# PROVIDED ENTRIES
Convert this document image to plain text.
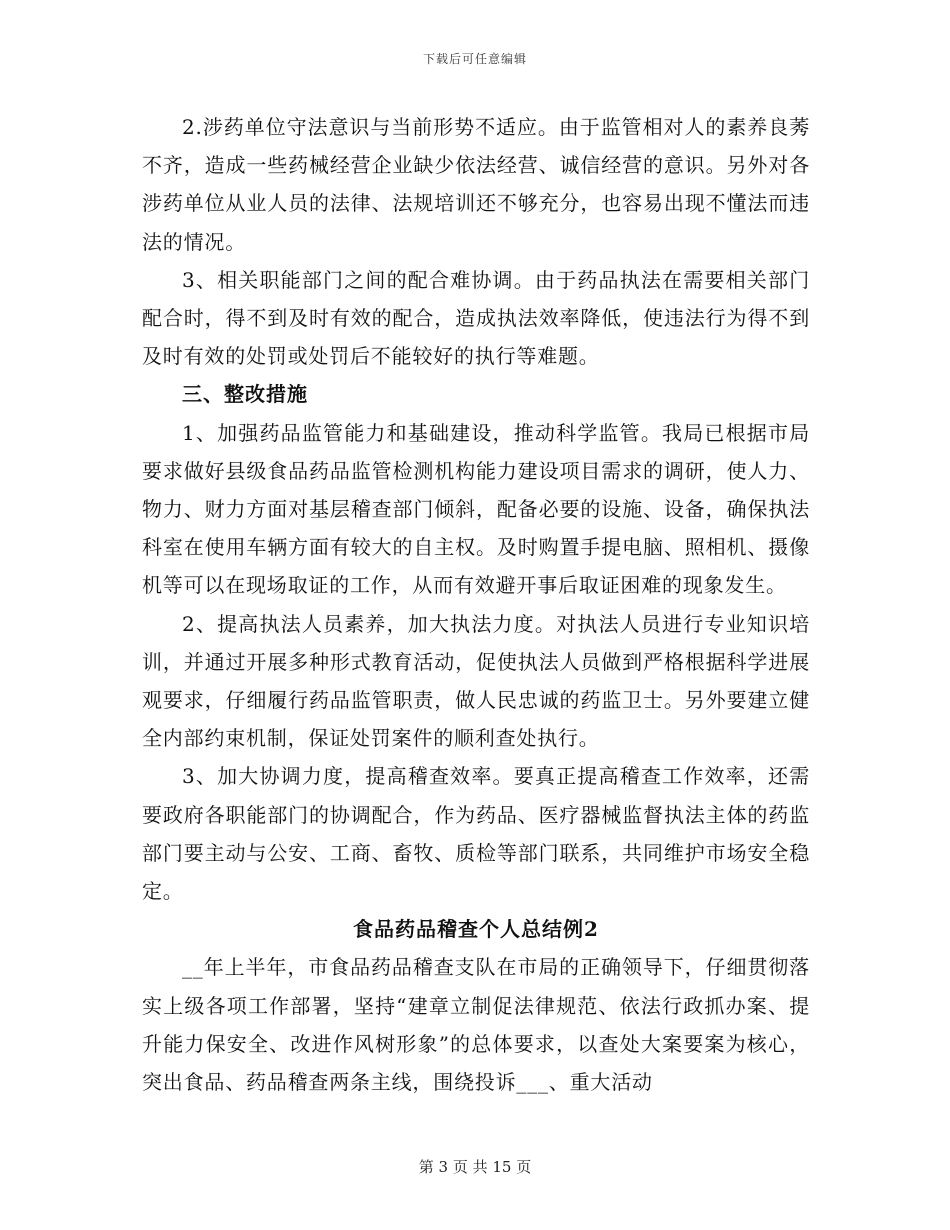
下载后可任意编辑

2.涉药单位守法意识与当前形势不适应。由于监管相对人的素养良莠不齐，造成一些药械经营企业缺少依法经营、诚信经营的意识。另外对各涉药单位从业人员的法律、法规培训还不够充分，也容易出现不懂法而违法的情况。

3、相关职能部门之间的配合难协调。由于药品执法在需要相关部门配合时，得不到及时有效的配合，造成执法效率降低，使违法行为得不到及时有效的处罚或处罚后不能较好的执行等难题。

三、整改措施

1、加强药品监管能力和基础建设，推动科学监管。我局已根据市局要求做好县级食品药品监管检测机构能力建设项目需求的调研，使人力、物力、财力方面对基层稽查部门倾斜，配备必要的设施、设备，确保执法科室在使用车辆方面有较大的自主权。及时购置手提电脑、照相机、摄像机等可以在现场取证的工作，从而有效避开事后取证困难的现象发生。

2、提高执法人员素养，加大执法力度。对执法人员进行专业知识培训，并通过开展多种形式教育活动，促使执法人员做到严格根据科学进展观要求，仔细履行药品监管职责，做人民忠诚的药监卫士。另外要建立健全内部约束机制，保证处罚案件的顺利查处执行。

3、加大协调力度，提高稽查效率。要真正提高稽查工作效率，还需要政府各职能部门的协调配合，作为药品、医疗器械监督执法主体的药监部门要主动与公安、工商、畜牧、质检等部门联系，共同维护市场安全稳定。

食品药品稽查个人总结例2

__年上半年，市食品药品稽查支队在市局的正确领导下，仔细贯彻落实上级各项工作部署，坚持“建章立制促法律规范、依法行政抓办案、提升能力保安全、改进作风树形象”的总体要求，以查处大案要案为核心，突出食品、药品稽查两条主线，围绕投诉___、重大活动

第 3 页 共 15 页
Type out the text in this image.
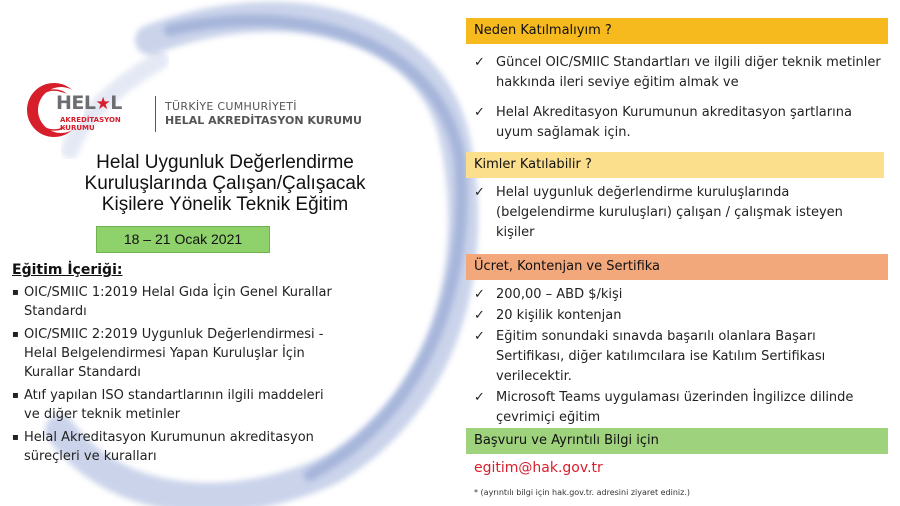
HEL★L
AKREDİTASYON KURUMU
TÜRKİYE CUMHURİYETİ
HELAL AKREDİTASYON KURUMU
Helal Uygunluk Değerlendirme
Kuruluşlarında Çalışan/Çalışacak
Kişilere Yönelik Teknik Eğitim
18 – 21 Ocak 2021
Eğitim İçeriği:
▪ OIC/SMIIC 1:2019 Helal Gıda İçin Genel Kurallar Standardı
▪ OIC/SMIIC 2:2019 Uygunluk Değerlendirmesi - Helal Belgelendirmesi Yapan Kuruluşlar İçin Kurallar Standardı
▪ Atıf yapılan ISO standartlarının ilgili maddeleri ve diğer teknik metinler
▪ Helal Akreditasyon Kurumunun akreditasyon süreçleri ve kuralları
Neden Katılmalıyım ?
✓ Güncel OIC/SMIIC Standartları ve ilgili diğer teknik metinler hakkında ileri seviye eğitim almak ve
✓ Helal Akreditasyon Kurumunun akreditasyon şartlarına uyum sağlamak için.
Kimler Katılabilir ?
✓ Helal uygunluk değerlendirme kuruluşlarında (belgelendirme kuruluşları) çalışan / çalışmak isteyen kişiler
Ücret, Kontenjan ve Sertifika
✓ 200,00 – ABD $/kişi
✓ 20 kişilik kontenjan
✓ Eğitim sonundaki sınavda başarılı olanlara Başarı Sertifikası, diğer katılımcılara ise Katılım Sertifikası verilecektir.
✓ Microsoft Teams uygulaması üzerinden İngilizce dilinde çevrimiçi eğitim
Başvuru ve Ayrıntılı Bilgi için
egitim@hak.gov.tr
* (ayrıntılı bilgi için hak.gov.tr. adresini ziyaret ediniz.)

# WHAT IS REQUIRED
Lines containing the word "text" are to be tallied; report only the total.

# SOLUTION TO THIS EXERCISE
2